WRITTEN PROBLEM —
Copy out the whole listing exactly as written, leaving the pictures behind.

MATERIAL PROVIDED —
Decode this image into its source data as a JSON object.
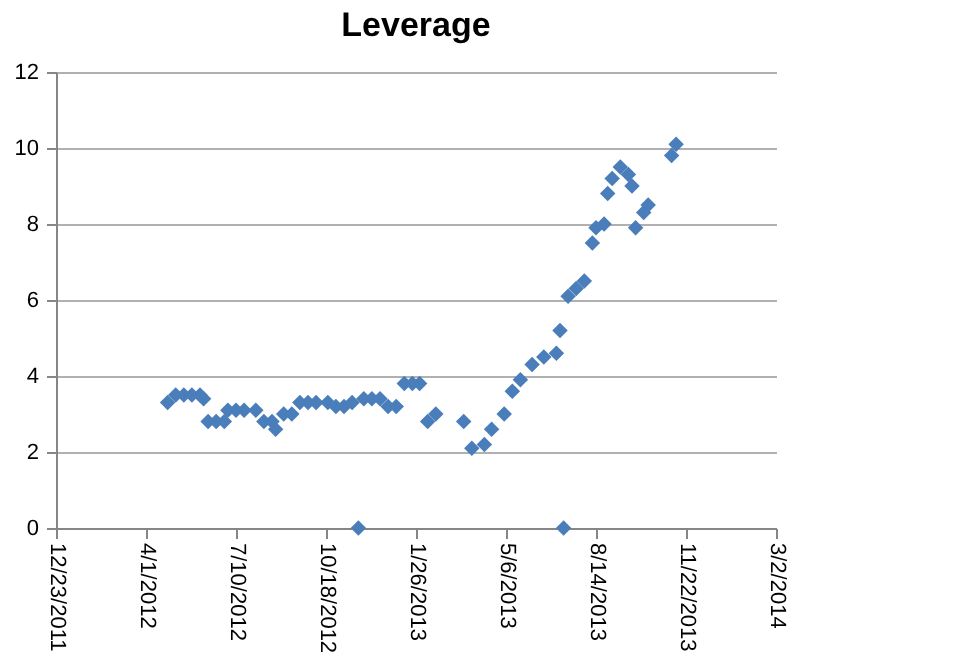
{
  "chart_data": {
    "type": "scatter",
    "title": "Leverage",
    "x": [
      "2012-04-25",
      "2012-05-04",
      "2012-05-13",
      "2012-05-22",
      "2012-05-31",
      "2012-06-04",
      "2012-06-09",
      "2012-06-18",
      "2012-06-27",
      "2012-07-01",
      "2012-07-10",
      "2012-07-19",
      "2012-08-01",
      "2012-08-10",
      "2012-08-19",
      "2012-08-23",
      "2012-09-01",
      "2012-09-10",
      "2012-09-19",
      "2012-09-28",
      "2012-10-07",
      "2012-10-20",
      "2012-10-29",
      "2012-11-07",
      "2012-11-16",
      "2012-11-23",
      "2012-11-29",
      "2012-12-08",
      "2012-12-17",
      "2012-12-26",
      "2013-01-04",
      "2013-01-13",
      "2013-01-22",
      "2013-01-30",
      "2013-02-08",
      "2013-02-17",
      "2013-03-20",
      "2013-03-29",
      "2013-04-12",
      "2013-04-20",
      "2013-05-04",
      "2013-05-13",
      "2013-05-22",
      "2013-06-04",
      "2013-06-17",
      "2013-07-01",
      "2013-07-05",
      "2013-07-09",
      "2013-07-14",
      "2013-07-23",
      "2013-08-01",
      "2013-08-10",
      "2013-08-14",
      "2013-08-23",
      "2013-08-27",
      "2013-09-01",
      "2013-09-10",
      "2013-09-19",
      "2013-09-23",
      "2013-09-27",
      "2013-10-06",
      "2013-10-11",
      "2013-11-06",
      "2013-11-11"
    ],
    "series": [
      {
        "color": "#4a7ebb",
        "values": [
          3.3,
          3.5,
          3.5,
          3.5,
          3.5,
          3.4,
          2.8,
          2.8,
          2.8,
          3.1,
          3.1,
          3.1,
          3.1,
          2.8,
          2.8,
          2.6,
          3.0,
          3.0,
          3.3,
          3.3,
          3.3,
          3.3,
          3.2,
          3.2,
          3.3,
          0,
          3.4,
          3.4,
          3.4,
          3.2,
          3.2,
          3.8,
          3.8,
          3.8,
          2.8,
          3.0,
          2.8,
          2.1,
          2.2,
          2.6,
          3.0,
          3.6,
          3.9,
          4.3,
          4.5,
          4.6,
          5.2,
          0,
          6.1,
          6.3,
          6.5,
          7.5,
          7.9,
          8.0,
          8.8,
          9.2,
          9.5,
          9.3,
          9.0,
          7.9,
          8.3,
          8.5,
          9.8,
          10.1
        ]
      }
    ],
    "xlim": [
      "2011-12-23",
      "2014-03-02"
    ],
    "xticks": [
      {
        "value": "2011-12-23",
        "label": "12/23/2011"
      },
      {
        "value": "2012-04-01",
        "label": "4/1/2012"
      },
      {
        "value": "2012-07-10",
        "label": "7/10/2012"
      },
      {
        "value": "2012-10-18",
        "label": "10/18/2012"
      },
      {
        "value": "2013-01-26",
        "label": "1/26/2013"
      },
      {
        "value": "2013-05-06",
        "label": "5/6/2013"
      },
      {
        "value": "2013-08-14",
        "label": "8/14/2013"
      },
      {
        "value": "2013-11-22",
        "label": "11/22/2013"
      },
      {
        "value": "2014-03-02",
        "label": "3/2/2014"
      }
    ],
    "ylim": [
      0,
      12
    ],
    "yticks": [
      0,
      2,
      4,
      6,
      8,
      10,
      12
    ],
    "grid": "y",
    "marker": "diamond",
    "legend": false
  }
}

FINISHED EXERCISE —
Decode this image into its source data as a JSON object.
{
  "chart_data": {
    "type": "scatter",
    "title": "Leverage",
    "x": [
      "2012-04-25",
      "2012-05-04",
      "2012-05-13",
      "2012-05-22",
      "2012-05-31",
      "2012-06-04",
      "2012-06-09",
      "2012-06-18",
      "2012-06-27",
      "2012-07-01",
      "2012-07-10",
      "2012-07-19",
      "2012-08-01",
      "2012-08-10",
      "2012-08-19",
      "2012-08-23",
      "2012-09-01",
      "2012-09-10",
      "2012-09-19",
      "2012-09-28",
      "2012-10-07",
      "2012-10-20",
      "2012-10-29",
      "2012-11-07",
      "2012-11-16",
      "2012-11-23",
      "2012-11-29",
      "2012-12-08",
      "2012-12-17",
      "2012-12-26",
      "2013-01-04",
      "2013-01-13",
      "2013-01-22",
      "2013-01-30",
      "2013-02-08",
      "2013-02-17",
      "2013-03-20",
      "2013-03-29",
      "2013-04-12",
      "2013-04-20",
      "2013-05-04",
      "2013-05-13",
      "2013-05-22",
      "2013-06-04",
      "2013-06-17",
      "2013-07-01",
      "2013-07-05",
      "2013-07-09",
      "2013-07-14",
      "2013-07-23",
      "2013-08-01",
      "2013-08-10",
      "2013-08-14",
      "2013-08-23",
      "2013-08-27",
      "2013-09-01",
      "2013-09-10",
      "2013-09-19",
      "2013-09-23",
      "2013-09-27",
      "2013-10-06",
      "2013-10-11",
      "2013-11-06",
      "2013-11-11"
    ],
    "series": [
      {
        "color": "#4a7ebb",
        "values": [
          3.3,
          3.5,
          3.5,
          3.5,
          3.5,
          3.4,
          2.8,
          2.8,
          2.8,
          3.1,
          3.1,
          3.1,
          3.1,
          2.8,
          2.8,
          2.6,
          3.0,
          3.0,
          3.3,
          3.3,
          3.3,
          3.3,
          3.2,
          3.2,
          3.3,
          0,
          3.4,
          3.4,
          3.4,
          3.2,
          3.2,
          3.8,
          3.8,
          3.8,
          2.8,
          3.0,
          2.8,
          2.1,
          2.2,
          2.6,
          3.0,
          3.6,
          3.9,
          4.3,
          4.5,
          4.6,
          5.2,
          0,
          6.1,
          6.3,
          6.5,
          7.5,
          7.9,
          8.0,
          8.8,
          9.2,
          9.5,
          9.3,
          9.0,
          7.9,
          8.3,
          8.5,
          9.8,
          10.1
        ]
      }
    ],
    "xlim": [
      "2011-12-23",
      "2014-03-02"
    ],
    "xticks": [
      {
        "value": "2011-12-23",
        "label": "12/23/2011"
      },
      {
        "value": "2012-04-01",
        "label": "4/1/2012"
      },
      {
        "value": "2012-07-10",
        "label": "7/10/2012"
      },
      {
        "value": "2012-10-18",
        "label": "10/18/2012"
      },
      {
        "value": "2013-01-26",
        "label": "1/26/2013"
      },
      {
        "value": "2013-05-06",
        "label": "5/6/2013"
      },
      {
        "value": "2013-08-14",
        "label": "8/14/2013"
      },
      {
        "value": "2013-11-22",
        "label": "11/22/2013"
      },
      {
        "value": "2014-03-02",
        "label": "3/2/2014"
      }
    ],
    "ylim": [
      0,
      12
    ],
    "yticks": [
      0,
      2,
      4,
      6,
      8,
      10,
      12
    ],
    "grid": "y",
    "marker": "diamond",
    "legend": false
  }
}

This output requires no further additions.